:: Items ::
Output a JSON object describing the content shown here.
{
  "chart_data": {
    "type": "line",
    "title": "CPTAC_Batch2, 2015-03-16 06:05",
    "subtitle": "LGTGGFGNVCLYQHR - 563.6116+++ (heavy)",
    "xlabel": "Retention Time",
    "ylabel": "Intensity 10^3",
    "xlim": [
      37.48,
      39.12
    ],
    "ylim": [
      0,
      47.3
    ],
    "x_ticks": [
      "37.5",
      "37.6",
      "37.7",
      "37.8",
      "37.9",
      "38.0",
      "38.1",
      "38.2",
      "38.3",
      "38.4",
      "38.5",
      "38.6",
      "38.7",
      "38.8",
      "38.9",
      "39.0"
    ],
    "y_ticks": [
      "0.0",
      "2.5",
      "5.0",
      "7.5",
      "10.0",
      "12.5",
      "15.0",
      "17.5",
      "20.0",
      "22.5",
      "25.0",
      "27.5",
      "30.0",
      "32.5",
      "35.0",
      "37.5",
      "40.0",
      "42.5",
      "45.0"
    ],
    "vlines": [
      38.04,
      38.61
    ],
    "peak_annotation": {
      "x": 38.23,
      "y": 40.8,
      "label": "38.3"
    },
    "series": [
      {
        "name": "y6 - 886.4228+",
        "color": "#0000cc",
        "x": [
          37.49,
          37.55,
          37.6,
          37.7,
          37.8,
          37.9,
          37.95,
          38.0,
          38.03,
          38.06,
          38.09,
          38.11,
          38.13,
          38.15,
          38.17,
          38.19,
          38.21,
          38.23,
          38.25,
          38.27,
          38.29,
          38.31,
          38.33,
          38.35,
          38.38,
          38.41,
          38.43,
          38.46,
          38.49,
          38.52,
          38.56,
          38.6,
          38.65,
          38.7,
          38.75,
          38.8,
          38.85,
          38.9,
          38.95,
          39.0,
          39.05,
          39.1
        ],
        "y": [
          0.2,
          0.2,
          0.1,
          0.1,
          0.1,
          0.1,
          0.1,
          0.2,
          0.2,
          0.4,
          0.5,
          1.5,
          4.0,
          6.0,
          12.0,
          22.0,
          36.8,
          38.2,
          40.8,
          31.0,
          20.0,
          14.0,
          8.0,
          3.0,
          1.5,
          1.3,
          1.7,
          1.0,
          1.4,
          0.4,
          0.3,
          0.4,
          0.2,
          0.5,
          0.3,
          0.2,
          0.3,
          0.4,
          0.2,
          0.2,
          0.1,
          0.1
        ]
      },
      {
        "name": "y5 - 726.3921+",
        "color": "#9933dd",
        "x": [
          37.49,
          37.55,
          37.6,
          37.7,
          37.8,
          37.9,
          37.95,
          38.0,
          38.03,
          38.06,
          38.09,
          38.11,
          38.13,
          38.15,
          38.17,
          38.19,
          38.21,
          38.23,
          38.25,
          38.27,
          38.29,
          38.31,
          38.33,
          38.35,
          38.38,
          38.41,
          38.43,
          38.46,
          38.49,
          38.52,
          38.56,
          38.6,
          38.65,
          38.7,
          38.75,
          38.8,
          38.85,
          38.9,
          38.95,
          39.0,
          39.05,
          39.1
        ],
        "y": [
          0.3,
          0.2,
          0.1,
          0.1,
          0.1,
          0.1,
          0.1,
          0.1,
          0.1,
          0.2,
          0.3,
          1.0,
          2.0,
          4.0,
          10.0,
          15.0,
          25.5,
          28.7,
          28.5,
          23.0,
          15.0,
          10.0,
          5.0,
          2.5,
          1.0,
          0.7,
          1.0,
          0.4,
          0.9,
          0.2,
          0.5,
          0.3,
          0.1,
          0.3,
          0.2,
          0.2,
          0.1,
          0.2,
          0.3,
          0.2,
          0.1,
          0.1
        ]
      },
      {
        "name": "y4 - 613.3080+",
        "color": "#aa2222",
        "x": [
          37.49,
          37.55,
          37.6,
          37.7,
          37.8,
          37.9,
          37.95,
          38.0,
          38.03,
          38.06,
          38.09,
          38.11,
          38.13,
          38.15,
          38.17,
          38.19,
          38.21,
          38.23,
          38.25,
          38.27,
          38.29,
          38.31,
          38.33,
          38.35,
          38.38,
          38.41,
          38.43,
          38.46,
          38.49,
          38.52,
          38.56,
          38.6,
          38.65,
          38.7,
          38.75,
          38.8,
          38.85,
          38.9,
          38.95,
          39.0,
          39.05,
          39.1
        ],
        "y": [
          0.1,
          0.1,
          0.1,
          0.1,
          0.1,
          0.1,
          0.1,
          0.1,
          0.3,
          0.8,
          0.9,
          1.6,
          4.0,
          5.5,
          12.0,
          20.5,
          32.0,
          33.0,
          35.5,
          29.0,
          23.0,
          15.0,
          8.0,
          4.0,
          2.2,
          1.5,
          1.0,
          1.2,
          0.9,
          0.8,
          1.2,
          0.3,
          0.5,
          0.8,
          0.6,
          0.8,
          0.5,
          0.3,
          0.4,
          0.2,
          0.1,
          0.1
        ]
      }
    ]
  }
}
:::
§ Task objective: Write out the material exactly as given.

§ Response below:
Output a JSON object describing the content shown here.
{
  "chart_data": {
    "type": "line",
    "title": "CPTAC_Batch2, 2015-03-16 06:05",
    "subtitle": "LGTGGFGNVCLYQHR - 563.6116+++ (heavy)",
    "xlabel": "Retention Time",
    "ylabel": "Intensity 10^3",
    "xlim": [
      37.48,
      39.12
    ],
    "ylim": [
      0,
      47.3
    ],
    "x_ticks": [
      "37.5",
      "37.6",
      "37.7",
      "37.8",
      "37.9",
      "38.0",
      "38.1",
      "38.2",
      "38.3",
      "38.4",
      "38.5",
      "38.6",
      "38.7",
      "38.8",
      "38.9",
      "39.0"
    ],
    "y_ticks": [
      "0.0",
      "2.5",
      "5.0",
      "7.5",
      "10.0",
      "12.5",
      "15.0",
      "17.5",
      "20.0",
      "22.5",
      "25.0",
      "27.5",
      "30.0",
      "32.5",
      "35.0",
      "37.5",
      "40.0",
      "42.5",
      "45.0"
    ],
    "vlines": [
      38.04,
      38.61
    ],
    "peak_annotation": {
      "x": 38.23,
      "y": 40.8,
      "label": "38.3"
    },
    "series": [
      {
        "name": "y6 - 886.4228+",
        "color": "#0000cc",
        "x": [
          37.49,
          37.55,
          37.6,
          37.7,
          37.8,
          37.9,
          37.95,
          38.0,
          38.03,
          38.06,
          38.09,
          38.11,
          38.13,
          38.15,
          38.17,
          38.19,
          38.21,
          38.23,
          38.25,
          38.27,
          38.29,
          38.31,
          38.33,
          38.35,
          38.38,
          38.41,
          38.43,
          38.46,
          38.49,
          38.52,
          38.56,
          38.6,
          38.65,
          38.7,
          38.75,
          38.8,
          38.85,
          38.9,
          38.95,
          39.0,
          39.05,
          39.1
        ],
        "y": [
          0.2,
          0.2,
          0.1,
          0.1,
          0.1,
          0.1,
          0.1,
          0.2,
          0.2,
          0.4,
          0.5,
          1.5,
          4.0,
          6.0,
          12.0,
          22.0,
          36.8,
          38.2,
          40.8,
          31.0,
          20.0,
          14.0,
          8.0,
          3.0,
          1.5,
          1.3,
          1.7,
          1.0,
          1.4,
          0.4,
          0.3,
          0.4,
          0.2,
          0.5,
          0.3,
          0.2,
          0.3,
          0.4,
          0.2,
          0.2,
          0.1,
          0.1
        ]
      },
      {
        "name": "y5 - 726.3921+",
        "color": "#9933dd",
        "x": [
          37.49,
          37.55,
          37.6,
          37.7,
          37.8,
          37.9,
          37.95,
          38.0,
          38.03,
          38.06,
          38.09,
          38.11,
          38.13,
          38.15,
          38.17,
          38.19,
          38.21,
          38.23,
          38.25,
          38.27,
          38.29,
          38.31,
          38.33,
          38.35,
          38.38,
          38.41,
          38.43,
          38.46,
          38.49,
          38.52,
          38.56,
          38.6,
          38.65,
          38.7,
          38.75,
          38.8,
          38.85,
          38.9,
          38.95,
          39.0,
          39.05,
          39.1
        ],
        "y": [
          0.3,
          0.2,
          0.1,
          0.1,
          0.1,
          0.1,
          0.1,
          0.1,
          0.1,
          0.2,
          0.3,
          1.0,
          2.0,
          4.0,
          10.0,
          15.0,
          25.5,
          28.7,
          28.5,
          23.0,
          15.0,
          10.0,
          5.0,
          2.5,
          1.0,
          0.7,
          1.0,
          0.4,
          0.9,
          0.2,
          0.5,
          0.3,
          0.1,
          0.3,
          0.2,
          0.2,
          0.1,
          0.2,
          0.3,
          0.2,
          0.1,
          0.1
        ]
      },
      {
        "name": "y4 - 613.3080+",
        "color": "#aa2222",
        "x": [
          37.49,
          37.55,
          37.6,
          37.7,
          37.8,
          37.9,
          37.95,
          38.0,
          38.03,
          38.06,
          38.09,
          38.11,
          38.13,
          38.15,
          38.17,
          38.19,
          38.21,
          38.23,
          38.25,
          38.27,
          38.29,
          38.31,
          38.33,
          38.35,
          38.38,
          38.41,
          38.43,
          38.46,
          38.49,
          38.52,
          38.56,
          38.6,
          38.65,
          38.7,
          38.75,
          38.8,
          38.85,
          38.9,
          38.95,
          39.0,
          39.05,
          39.1
        ],
        "y": [
          0.1,
          0.1,
          0.1,
          0.1,
          0.1,
          0.1,
          0.1,
          0.1,
          0.3,
          0.8,
          0.9,
          1.6,
          4.0,
          5.5,
          12.0,
          20.5,
          32.0,
          33.0,
          35.5,
          29.0,
          23.0,
          15.0,
          8.0,
          4.0,
          2.2,
          1.5,
          1.0,
          1.2,
          0.9,
          0.8,
          1.2,
          0.3,
          0.5,
          0.8,
          0.6,
          0.8,
          0.5,
          0.3,
          0.4,
          0.2,
          0.1,
          0.1
        ]
      }
    ]
  }
}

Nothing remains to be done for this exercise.